*** EXERCISE MATERIALS

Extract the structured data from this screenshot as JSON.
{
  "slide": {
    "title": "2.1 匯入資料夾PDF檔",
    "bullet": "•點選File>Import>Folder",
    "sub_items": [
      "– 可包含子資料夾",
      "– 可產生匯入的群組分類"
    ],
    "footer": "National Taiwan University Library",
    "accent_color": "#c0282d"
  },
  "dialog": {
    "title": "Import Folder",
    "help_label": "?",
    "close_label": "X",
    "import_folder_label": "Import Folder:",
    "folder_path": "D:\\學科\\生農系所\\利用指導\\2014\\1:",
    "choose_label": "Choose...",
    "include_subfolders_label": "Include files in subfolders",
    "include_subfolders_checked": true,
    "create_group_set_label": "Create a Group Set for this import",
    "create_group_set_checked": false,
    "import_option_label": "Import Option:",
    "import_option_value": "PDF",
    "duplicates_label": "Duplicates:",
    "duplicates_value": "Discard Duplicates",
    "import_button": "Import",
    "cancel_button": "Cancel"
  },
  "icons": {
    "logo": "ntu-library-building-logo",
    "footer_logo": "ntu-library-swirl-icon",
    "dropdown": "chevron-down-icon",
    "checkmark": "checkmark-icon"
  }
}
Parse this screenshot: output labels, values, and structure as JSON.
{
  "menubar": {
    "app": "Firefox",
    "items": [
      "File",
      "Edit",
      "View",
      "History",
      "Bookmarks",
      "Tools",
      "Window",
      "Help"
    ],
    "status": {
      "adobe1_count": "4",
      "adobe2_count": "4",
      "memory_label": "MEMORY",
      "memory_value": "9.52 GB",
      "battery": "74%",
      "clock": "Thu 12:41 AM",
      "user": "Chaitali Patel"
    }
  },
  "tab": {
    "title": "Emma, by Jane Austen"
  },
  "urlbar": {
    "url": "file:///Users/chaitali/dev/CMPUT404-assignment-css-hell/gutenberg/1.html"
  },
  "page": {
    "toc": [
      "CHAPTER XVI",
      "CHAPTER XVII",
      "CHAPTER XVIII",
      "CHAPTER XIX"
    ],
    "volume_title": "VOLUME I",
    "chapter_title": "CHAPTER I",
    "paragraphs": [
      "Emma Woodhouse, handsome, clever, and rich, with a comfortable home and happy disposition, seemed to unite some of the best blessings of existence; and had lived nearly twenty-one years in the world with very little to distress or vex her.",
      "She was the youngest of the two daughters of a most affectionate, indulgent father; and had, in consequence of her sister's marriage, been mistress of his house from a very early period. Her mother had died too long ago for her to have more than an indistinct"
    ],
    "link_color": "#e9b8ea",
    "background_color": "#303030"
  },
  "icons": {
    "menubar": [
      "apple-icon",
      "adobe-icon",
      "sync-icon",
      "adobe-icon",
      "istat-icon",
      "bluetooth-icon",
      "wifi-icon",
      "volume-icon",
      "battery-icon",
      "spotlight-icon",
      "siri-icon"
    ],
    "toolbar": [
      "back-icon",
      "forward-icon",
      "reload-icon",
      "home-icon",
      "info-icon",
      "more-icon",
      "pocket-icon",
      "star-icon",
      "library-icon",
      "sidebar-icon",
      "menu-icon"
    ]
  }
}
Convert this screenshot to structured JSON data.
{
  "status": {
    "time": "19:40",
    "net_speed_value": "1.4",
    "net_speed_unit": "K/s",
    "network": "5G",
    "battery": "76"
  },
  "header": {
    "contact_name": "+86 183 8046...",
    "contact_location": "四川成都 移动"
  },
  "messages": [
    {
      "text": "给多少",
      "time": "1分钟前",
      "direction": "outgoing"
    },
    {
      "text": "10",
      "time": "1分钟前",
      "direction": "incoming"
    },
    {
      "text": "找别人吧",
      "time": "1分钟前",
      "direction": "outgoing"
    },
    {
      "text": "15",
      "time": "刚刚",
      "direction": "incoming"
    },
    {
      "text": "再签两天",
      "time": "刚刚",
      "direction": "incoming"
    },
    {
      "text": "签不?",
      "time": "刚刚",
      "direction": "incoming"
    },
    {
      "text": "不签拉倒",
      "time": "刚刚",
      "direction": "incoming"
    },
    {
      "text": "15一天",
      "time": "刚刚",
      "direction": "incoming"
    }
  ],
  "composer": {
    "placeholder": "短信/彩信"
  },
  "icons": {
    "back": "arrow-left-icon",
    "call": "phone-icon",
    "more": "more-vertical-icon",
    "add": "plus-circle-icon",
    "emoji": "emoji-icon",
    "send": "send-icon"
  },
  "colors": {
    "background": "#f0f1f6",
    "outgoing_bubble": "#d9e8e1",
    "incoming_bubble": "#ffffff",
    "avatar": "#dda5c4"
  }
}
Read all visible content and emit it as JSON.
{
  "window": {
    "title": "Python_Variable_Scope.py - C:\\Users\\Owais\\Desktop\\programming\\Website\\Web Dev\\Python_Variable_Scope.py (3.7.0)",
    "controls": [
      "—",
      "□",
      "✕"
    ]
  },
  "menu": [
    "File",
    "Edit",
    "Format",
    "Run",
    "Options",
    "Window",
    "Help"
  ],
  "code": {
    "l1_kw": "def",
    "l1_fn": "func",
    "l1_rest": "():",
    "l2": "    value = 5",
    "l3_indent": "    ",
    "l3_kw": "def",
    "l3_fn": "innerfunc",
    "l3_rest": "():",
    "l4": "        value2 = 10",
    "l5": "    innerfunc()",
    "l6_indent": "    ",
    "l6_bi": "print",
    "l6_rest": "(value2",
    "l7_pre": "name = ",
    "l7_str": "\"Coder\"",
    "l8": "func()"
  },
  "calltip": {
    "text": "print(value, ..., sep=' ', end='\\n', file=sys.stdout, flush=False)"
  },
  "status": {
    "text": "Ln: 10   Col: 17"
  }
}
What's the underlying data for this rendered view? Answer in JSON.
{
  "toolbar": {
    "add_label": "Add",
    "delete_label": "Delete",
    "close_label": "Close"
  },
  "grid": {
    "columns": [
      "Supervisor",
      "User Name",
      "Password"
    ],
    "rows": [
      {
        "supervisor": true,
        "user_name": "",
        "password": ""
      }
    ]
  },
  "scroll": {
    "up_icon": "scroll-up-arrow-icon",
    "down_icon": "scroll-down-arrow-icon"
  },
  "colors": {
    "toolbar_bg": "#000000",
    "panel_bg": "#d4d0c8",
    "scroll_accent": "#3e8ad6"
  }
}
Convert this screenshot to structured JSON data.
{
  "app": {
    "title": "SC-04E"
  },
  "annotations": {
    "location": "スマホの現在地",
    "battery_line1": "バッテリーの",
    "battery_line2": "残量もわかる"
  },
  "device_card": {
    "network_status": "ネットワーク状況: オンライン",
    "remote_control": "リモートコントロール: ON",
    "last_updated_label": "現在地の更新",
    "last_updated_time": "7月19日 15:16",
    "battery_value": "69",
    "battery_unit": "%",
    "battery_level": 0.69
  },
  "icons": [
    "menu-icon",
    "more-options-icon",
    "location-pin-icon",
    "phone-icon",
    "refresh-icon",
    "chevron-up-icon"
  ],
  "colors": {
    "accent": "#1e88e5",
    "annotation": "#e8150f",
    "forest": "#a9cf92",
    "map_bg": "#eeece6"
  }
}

******

Report how many lines hold the string "chevron", giving the number and nothing else.

» ANSWER TO THE TASK:
2